# Text
Reverse engineering the innards of System Platform #1 - Packages, Templates, Objects, Primitives and Attributes
In order to try and understand various aspects of System Platform a little better, I have been poking around the inner workings of the software and discovering many interesting things, which I intend to share in a series of posts on the subject. So here goes with the first one about Packages, Templates, Primitives and Attributes - settle in because it's a long one.
Firstly, we must must realise that the templates, primitives and attributes that we are going to talk about here are not the same as the templates and attributes that we are used to dealing with in the IDE which I will call IDE templates and IDE attributes from now on.
Templates are a base object type, such as $UserDefined, $Symbol, $DiscreteDevice and so on. This list of templates is in the database in table template_definition, and for example mine looks like this:
| template_definition_id | base_gobject_id | original_template_tagname |
| 1 | 1 | $Galaxy |
| 2 | 3 | $_AutoImport |
| 3 | 4 | $_DiCommon |
| 4 | 5 | $WinPlatform |
| 5 | 6 | $AppEngine |
| 6 | 7 | $Area |
| 7 | 8 | $AnalogDevice |
| 8 | 9 | $DDESuiteLinkClient |
| 9 | 10 | $DiscreteDevice |
| 10 | 11 | $InTouchProxy |
| 11 | 12 | $OPCClient |
| 12 | 13 | $RedundantDIObject |
| 13 | 14 | $UserDefined |
| 14 | 15 | $Logic |
| 15 | 16 | $Symbol |
| 16 | 17 | $Layout |
| 17 | 18 | $ScreenProfile |
| 18 | 19 | $ViewEngine |
| 19 | 20 | $InTouchViewApp |
| 20 | 21 | $ViewApp |
| 21 | 22 | $Sequencer |
| 22 | 23 | $ClientControl |
| 23 | 687 | $SQLData |
| 24 | 691 | $DisplayModule |
| 25 | 1494 | $Window |
| 26 | 1495 | $Screen |
| 27 | 1496 | $NavigationModel |
| 28 | 1497 | $ViewApplication |
| 29 | 1498 | $DisplayInstance |
| 30 | 1499 | $IOManager |
An object is a template, and anything derived from a template. Which is pretty much everything. Objects are stored in the gobject table. A couple of key columns on this table are:
- template_definition - the template from the template_definition table that this object is derived from
- derived_from_gobject_id - this is the user template (IDE template if you like) that the object is derived from
- tag_name - the object name as seen in the IDE
- is_template - true is the object is a user template
A package is one particular version of an object. When you deploy an object you are deploying a particular version, and when you create a new version in the IDE, a new package is created. You can sometimes have several packages for the same object id in the database, but eventually the old ones get cleaned up when they are no longer needed. Packages are stored in the package table.

# Instruction 1
Quote the System Platform post word for word, from "Firstly, we must" to "from now on.", inclusive.
# Instruction 2
Which columns of the gobject table does the System Platform post name as key columns?

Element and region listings
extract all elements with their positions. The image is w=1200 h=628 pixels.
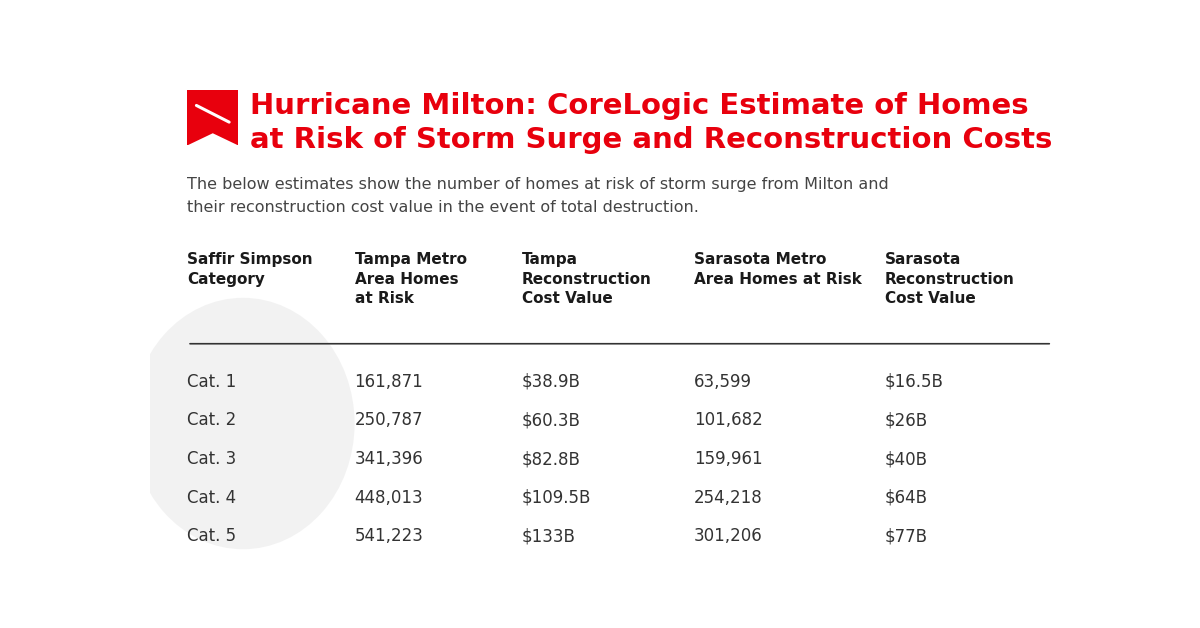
Text: Cat. 2: Cat. 2 [187,411,236,430]
Text: $133B: $133B [522,528,576,546]
Text: Tampa
Reconstruction
Cost Value: Tampa Reconstruction Cost Value [522,252,652,306]
Text: 159,961: 159,961 [694,450,763,468]
Text: 101,682: 101,682 [694,411,763,430]
Text: 254,218: 254,218 [694,489,763,507]
Text: $38.9B: $38.9B [522,373,581,391]
Text: 250,787: 250,787 [355,411,424,430]
Text: Cat. 1: Cat. 1 [187,373,236,391]
Text: Sarasota
Reconstruction
Cost Value: Sarasota Reconstruction Cost Value [884,252,1014,306]
Text: Cat. 5: Cat. 5 [187,528,236,546]
Text: Hurricane Milton: CoreLogic Estimate of Homes: Hurricane Milton: CoreLogic Estimate of … [250,92,1028,121]
Text: 541,223: 541,223 [355,528,424,546]
Text: $82.8B: $82.8B [522,450,581,468]
Text: 63,599: 63,599 [694,373,752,391]
Text: Tampa Metro
Area Homes
at Risk: Tampa Metro Area Homes at Risk [355,252,467,306]
Text: $16.5B: $16.5B [884,373,943,391]
Text: $64B: $64B [884,489,928,507]
Text: The below estimates show the number of homes at risk of storm surge from Milton : The below estimates show the number of h… [187,177,889,215]
Text: 161,871: 161,871 [355,373,424,391]
Text: 448,013: 448,013 [355,489,424,507]
FancyBboxPatch shape [187,90,239,146]
Text: $40B: $40B [884,450,928,468]
Text: Saffir Simpson
Category: Saffir Simpson Category [187,252,313,286]
Ellipse shape [132,298,355,550]
Text: at Risk of Storm Surge and Reconstruction Costs: at Risk of Storm Surge and Reconstructio… [250,126,1052,154]
Text: $77B: $77B [884,528,928,546]
Text: Cat. 4: Cat. 4 [187,489,236,507]
Text: $109.5B: $109.5B [522,489,592,507]
Text: $60.3B: $60.3B [522,411,581,430]
Polygon shape [187,133,239,146]
Text: Sarasota Metro
Area Homes at Risk: Sarasota Metro Area Homes at Risk [694,252,862,286]
Text: $26B: $26B [884,411,928,430]
Text: 301,206: 301,206 [694,528,763,546]
Text: 341,396: 341,396 [355,450,424,468]
Text: Cat. 3: Cat. 3 [187,450,236,468]
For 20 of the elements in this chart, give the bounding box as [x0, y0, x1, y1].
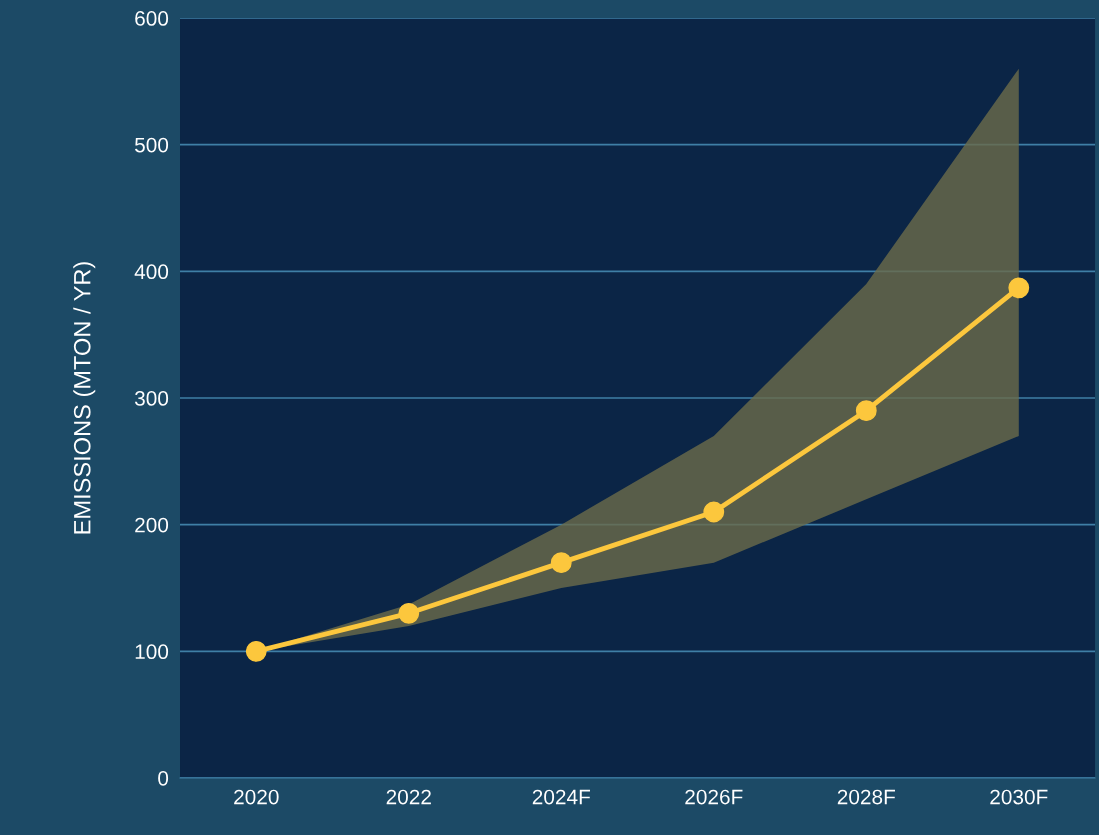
y-tick-label: 200	[135, 517, 169, 533]
point	[1008, 277, 1030, 299]
x-tick-label: 2030F	[990, 789, 1048, 805]
y-axis-title: EMISSIONS (MTON / YR)	[73, 262, 96, 534]
x-tick-label: 2022	[386, 789, 431, 805]
x-tick-label: 2020	[234, 789, 279, 805]
x-tick-label: 2026F	[685, 789, 743, 805]
point	[245, 640, 267, 662]
y-tick-label: 100	[135, 644, 169, 660]
y-tick-label: 300	[134, 391, 169, 406]
point	[703, 501, 725, 523]
y-tick-label: 600	[135, 11, 169, 26]
y-tick-label: 400	[134, 264, 169, 280]
point	[550, 552, 572, 574]
point	[855, 400, 877, 422]
y-tick-label: 500	[134, 137, 169, 153]
x-tick-label: 2024F	[532, 789, 590, 805]
x-tick-label: 2028F	[837, 789, 895, 805]
y-tick-label: 0	[158, 770, 169, 786]
point	[398, 602, 420, 624]
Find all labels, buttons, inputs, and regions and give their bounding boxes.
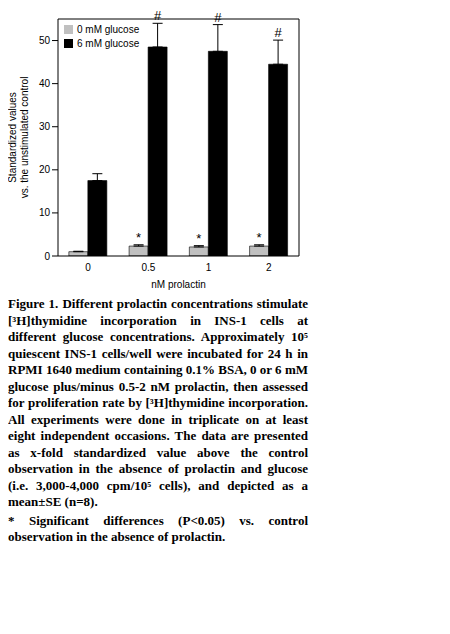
svg-text:10: 10 bbox=[39, 207, 51, 218]
svg-text:*: * bbox=[136, 230, 141, 245]
svg-text:Standardized valuesvs. the uns: Standardized valuesvs. the unstimulated … bbox=[8, 77, 30, 199]
svg-text:*: * bbox=[257, 230, 262, 245]
svg-text:40: 40 bbox=[39, 78, 51, 89]
svg-text:*: * bbox=[196, 231, 201, 246]
svg-text:#: # bbox=[214, 10, 222, 25]
svg-text:#: # bbox=[274, 25, 282, 40]
svg-text:20: 20 bbox=[39, 164, 51, 175]
html-text:0 mM glucose: 0 mM glucose bbox=[77, 24, 140, 35]
html-text:Figure 1. Different prolactin: Figure 1. Different prolactin concentrat… bbox=[8, 296, 308, 509]
html-text:* Significant differences (P<0: * Significant differences (P<0.05) vs. c… bbox=[8, 512, 308, 544]
svg-text:0.5: 0.5 bbox=[141, 262, 155, 273]
svg-text:30: 30 bbox=[39, 121, 51, 132]
html-text:6 mM glucose: 6 mM glucose bbox=[77, 38, 140, 49]
svg-text:nM prolactin: nM prolactin bbox=[151, 279, 205, 290]
svg-text:50: 50 bbox=[39, 35, 51, 46]
svg-text:#: # bbox=[154, 8, 162, 23]
svg-text:1: 1 bbox=[206, 262, 212, 273]
svg-text:2: 2 bbox=[266, 262, 272, 273]
svg-text:0: 0 bbox=[85, 262, 91, 273]
svg-text:0: 0 bbox=[44, 251, 50, 262]
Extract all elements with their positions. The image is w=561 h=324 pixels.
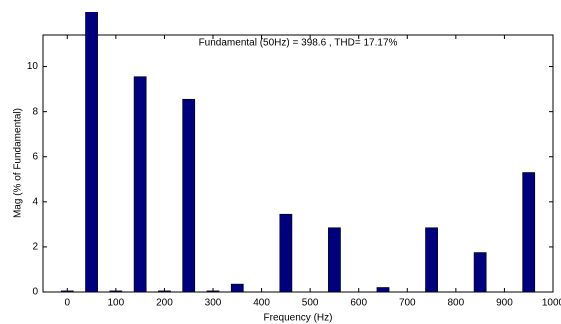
bar bbox=[328, 227, 341, 293]
x-tick-label: 500 bbox=[302, 298, 319, 309]
x-tick-label: 300 bbox=[205, 298, 222, 309]
y-tick-label: 4 bbox=[32, 196, 38, 207]
x-tick-label: 0 bbox=[65, 298, 71, 309]
x-tick-label: 800 bbox=[448, 298, 465, 309]
x-tick-label: 100 bbox=[108, 298, 125, 309]
x-tick-label: 700 bbox=[399, 298, 416, 309]
bar bbox=[473, 252, 487, 293]
y-tick-label: 2 bbox=[32, 242, 38, 253]
axes-box bbox=[42, 34, 554, 293]
bar bbox=[279, 213, 293, 293]
bar bbox=[425, 227, 438, 293]
x-tick-label: 1000 bbox=[542, 298, 561, 309]
bar bbox=[85, 12, 98, 293]
bar bbox=[182, 98, 196, 293]
bar bbox=[133, 76, 147, 293]
x-tick-label: 600 bbox=[350, 298, 367, 309]
bar bbox=[376, 287, 390, 293]
y-tick-label: 6 bbox=[32, 151, 38, 162]
x-tick-label: 400 bbox=[253, 298, 270, 309]
y-tick-label: 0 bbox=[32, 287, 38, 298]
bar bbox=[230, 283, 244, 293]
x-tick-label: 900 bbox=[496, 298, 513, 309]
chart-title: Fundamental (50Hz) = 398.6 , THD= 17.17% bbox=[199, 38, 398, 49]
bar bbox=[522, 172, 536, 293]
y-axis-label: Mag (% of Fundamental) bbox=[13, 108, 24, 218]
x-axis-label: Frequency (Hz) bbox=[264, 313, 333, 324]
x-tick-label: 200 bbox=[156, 298, 173, 309]
y-tick-label: 8 bbox=[32, 106, 38, 117]
y-tick-label: 10 bbox=[27, 61, 39, 72]
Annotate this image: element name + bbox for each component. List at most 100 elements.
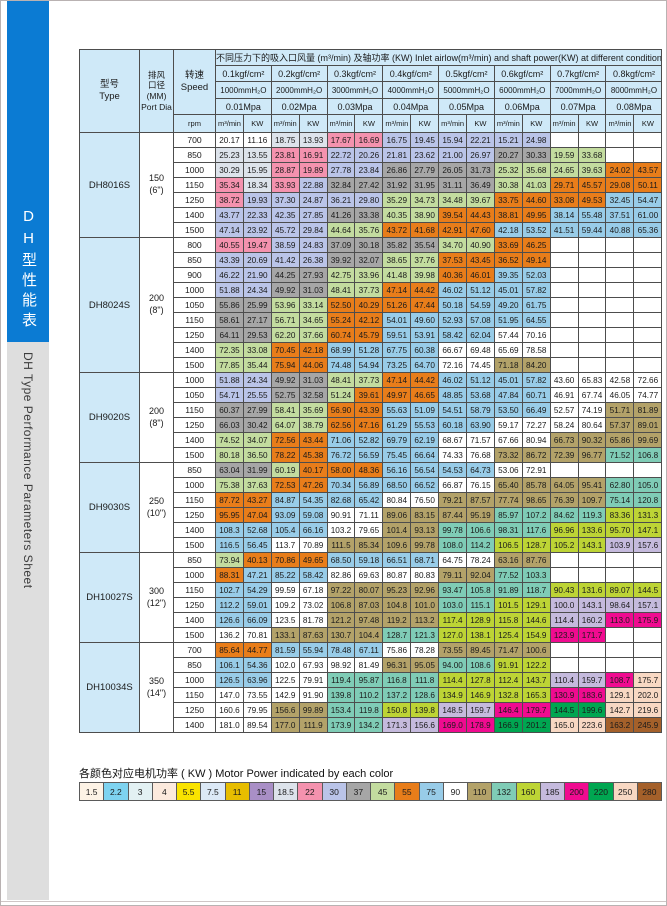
value-cell <box>549 567 579 583</box>
value-cell: 27.99 <box>242 402 272 418</box>
value-cell: 61.29 <box>382 417 412 433</box>
speed-cell: 1000 <box>173 477 216 493</box>
value-cell <box>549 357 579 373</box>
value-cell: 34.73 <box>410 192 440 208</box>
value-cell: 73.02 <box>298 597 328 613</box>
value-cell: 173.9 <box>326 717 356 733</box>
value-cell: 22.21 <box>466 132 495 148</box>
value-cell: 110.2 <box>354 687 384 703</box>
value-cell: 126.5 <box>215 672 244 688</box>
value-cell: 48.41 <box>326 282 356 298</box>
value-cell: 111.9 <box>298 717 328 733</box>
value-cell: 93.09 <box>270 507 300 523</box>
value-cell: 27.79 <box>410 162 440 178</box>
value-cell: 89.07 <box>605 582 635 598</box>
value-cell: 101.5 <box>493 597 523 613</box>
table-row: 1250 95.95 47.04 93.09 59.08 90.91 71.11 89.06 8… <box>80 507 663 523</box>
value-cell: 67.11 <box>354 642 384 658</box>
value-cell <box>577 282 607 298</box>
value-cell: 24.02 <box>605 162 635 178</box>
legend-swatch-22kw: 22 <box>298 782 323 801</box>
value-cell: 136.2 <box>215 627 244 643</box>
table-row: 1150 60.37 27.99 58.41 35.69 56.90 43.39 55.63 5… <box>80 402 663 418</box>
speed-cell: 700 <box>173 642 216 658</box>
value-cell: 74.45 <box>466 357 495 373</box>
value-cell: 132.8 <box>493 687 523 703</box>
value-cell: 42.75 <box>326 267 356 283</box>
value-cell: 15.21 <box>493 132 523 148</box>
value-cell: 128.6 <box>410 687 440 703</box>
value-cell <box>549 552 579 568</box>
value-cell: 49.97 <box>382 387 412 403</box>
value-cell: 134.2 <box>354 717 384 733</box>
value-cell: 13.93 <box>298 132 328 148</box>
value-cell: 32.07 <box>354 252 384 268</box>
value-cell: 76.72 <box>326 447 356 463</box>
value-cell: 99.69 <box>633 432 663 448</box>
value-cell: 33.38 <box>354 207 384 223</box>
value-cell: 15.94 <box>438 132 468 148</box>
speed-cell: 1500 <box>173 627 216 643</box>
value-cell: 33.14 <box>298 297 328 313</box>
value-cell: 35.68 <box>521 162 551 178</box>
value-cell <box>633 327 663 343</box>
value-cell: 47.21 <box>242 567 272 583</box>
value-cell <box>577 657 607 673</box>
unit-power-2: KW <box>354 114 384 133</box>
value-cell: 66.67 <box>438 342 468 358</box>
value-cell: 51.88 <box>215 372 244 388</box>
value-cell: 35.34 <box>215 177 244 193</box>
value-cell: 40.88 <box>605 222 635 238</box>
value-cell: 87.72 <box>215 492 244 508</box>
value-cell: 47.04 <box>242 507 272 523</box>
value-cell: 81.59 <box>270 642 300 658</box>
value-cell: 58.24 <box>549 417 579 433</box>
value-cell <box>549 342 579 358</box>
value-cell: 91.89 <box>493 582 523 598</box>
value-cell: 31.92 <box>382 177 412 193</box>
value-cell: 17.67 <box>326 132 356 148</box>
table-row: 1400 108.3 52.68 105.4 66.16 103.2 79.65 101.4 9… <box>80 522 663 538</box>
value-cell <box>633 252 663 268</box>
value-cell: 76.50 <box>410 492 440 508</box>
value-cell: 70.16 <box>521 327 551 343</box>
pressure-mmh2o-1: 2000mmH₂O <box>270 81 328 99</box>
speed-cell: 1000 <box>173 672 216 688</box>
pressure-kgf-4: 0.5kgf/cm² <box>438 65 495 82</box>
value-cell: 43.45 <box>466 252 495 268</box>
value-cell: 48.41 <box>326 372 356 388</box>
speed-cell: 850 <box>173 657 216 673</box>
value-cell <box>633 342 663 358</box>
speed-cell: 1250 <box>173 192 216 208</box>
legend-swatch-75kw: 75 <box>419 782 444 801</box>
value-cell: 46.05 <box>605 387 635 403</box>
pressure-mmh2o-3: 4000mmH₂O <box>382 81 440 99</box>
value-cell <box>577 357 607 373</box>
value-cell: 106.6 <box>466 522 495 538</box>
unit-flow-7: m³/min <box>605 114 635 133</box>
value-cell: 57.08 <box>466 312 495 328</box>
value-cell: 70.81 <box>242 627 272 643</box>
value-cell: 15.95 <box>242 162 272 178</box>
value-cell: 29.84 <box>298 222 328 238</box>
value-cell: 61.00 <box>633 207 663 223</box>
value-cell: 42.58 <box>605 372 635 388</box>
performance-table: 型号 Type 排风 口径 (MM) Port Dia 转速 Speed 不同压力下的吸入口风量… <box>79 49 663 733</box>
value-cell: 73.55 <box>242 687 272 703</box>
value-cell: 39.98 <box>410 267 440 283</box>
unit-power-0: KW <box>242 114 272 133</box>
value-cell: 40.35 <box>382 207 412 223</box>
value-cell: 77.74 <box>493 492 523 508</box>
value-cell <box>633 297 663 313</box>
value-cell: 19.45 <box>410 132 440 148</box>
value-cell: 19.47 <box>242 237 272 253</box>
value-cell: 56.90 <box>326 402 356 418</box>
model-cell: DH8016S <box>79 132 140 238</box>
table-row: 1150 102.7 54.29 99.59 67.18 97.22 80.07 95.23 9… <box>80 582 663 598</box>
value-cell <box>605 342 635 358</box>
value-cell <box>577 237 607 253</box>
value-cell: 119.3 <box>577 507 607 523</box>
value-cell: 144.5 <box>549 702 579 718</box>
value-cell: 45.38 <box>298 447 328 463</box>
value-cell: 38.65 <box>382 252 412 268</box>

# Final answer 1
Firstly, we must must realise that the templates, primitives and attributes that we are going to talk about here are not the same as the templates and attributes that we are used to dealing with in the IDE which I will call IDE templates and IDE attributes from now on.

# Final answer 2
- template_definition
- derived_from_gobject_id
- tag_name
- is_template